REQUEST: All of the entries must be reproduced exactly, with no images carried over.
** BEGIN RECORDS SHOWN **
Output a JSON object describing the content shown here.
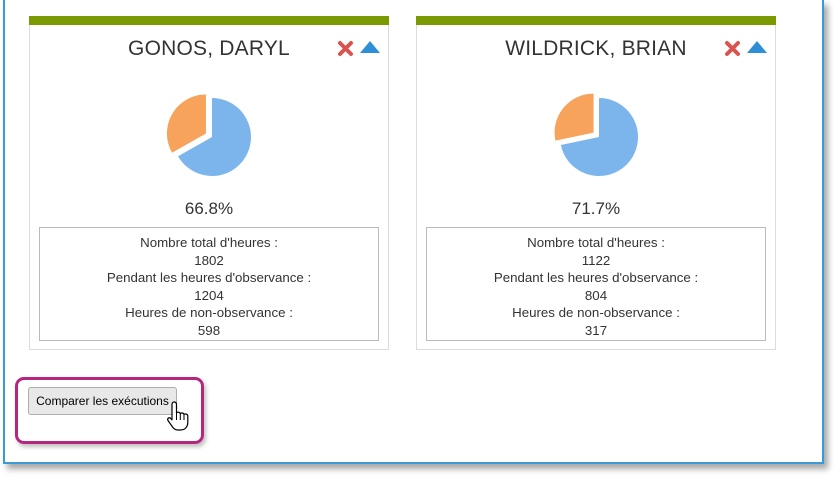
{
  "cards": [
    {
      "name": "GONOS, DARYL",
      "percent_label": "66.8%",
      "observance_fraction": 0.668,
      "stats": {
        "total_label": "Nombre total d'heures :",
        "total_value": "1802",
        "observance_label": "Pendant les heures d'observance :",
        "observance_value": "1204",
        "non_observance_label": "Heures de non-observance :",
        "non_observance_value": "598"
      }
    },
    {
      "name": "WILDRICK, BRIAN",
      "percent_label": "71.7%",
      "observance_fraction": 0.717,
      "stats": {
        "total_label": "Nombre total d'heures :",
        "total_value": "1122",
        "observance_label": "Pendant les heures d'observance :",
        "observance_value": "804",
        "non_observance_label": "Heures de non-observance :",
        "non_observance_value": "317"
      }
    }
  ],
  "compare_button_label": "Comparer les exécutions",
  "colors": {
    "card_bar": "#7a9a01",
    "pie_observance": "#7cb5ec",
    "pie_non_observance": "#f7a35c",
    "close_icon": "#d9534f",
    "collapse_icon": "#2f8fd6",
    "highlight": "#b5267f",
    "frame": "#3a9ad9"
  },
  "icons": {
    "close": "close-icon",
    "collapse": "triangle-up-icon",
    "cursor": "hand-pointer-icon"
  }
}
** END RECORDS SHOWN **
WRITTEN RESPONSE:
Output a JSON object describing the content shown here.
{
  "cards": [
    {
      "name": "GONOS, DARYL",
      "percent_label": "66.8%",
      "observance_fraction": 0.668,
      "stats": {
        "total_label": "Nombre total d'heures :",
        "total_value": "1802",
        "observance_label": "Pendant les heures d'observance :",
        "observance_value": "1204",
        "non_observance_label": "Heures de non-observance :",
        "non_observance_value": "598"
      }
    },
    {
      "name": "WILDRICK, BRIAN",
      "percent_label": "71.7%",
      "observance_fraction": 0.717,
      "stats": {
        "total_label": "Nombre total d'heures :",
        "total_value": "1122",
        "observance_label": "Pendant les heures d'observance :",
        "observance_value": "804",
        "non_observance_label": "Heures de non-observance :",
        "non_observance_value": "317"
      }
    }
  ],
  "compare_button_label": "Comparer les exécutions",
  "colors": {
    "card_bar": "#7a9a01",
    "pie_observance": "#7cb5ec",
    "pie_non_observance": "#f7a35c",
    "close_icon": "#d9534f",
    "collapse_icon": "#2f8fd6",
    "highlight": "#b5267f",
    "frame": "#3a9ad9"
  },
  "icons": {
    "close": "close-icon",
    "collapse": "triangle-up-icon",
    "cursor": "hand-pointer-icon"
  }
}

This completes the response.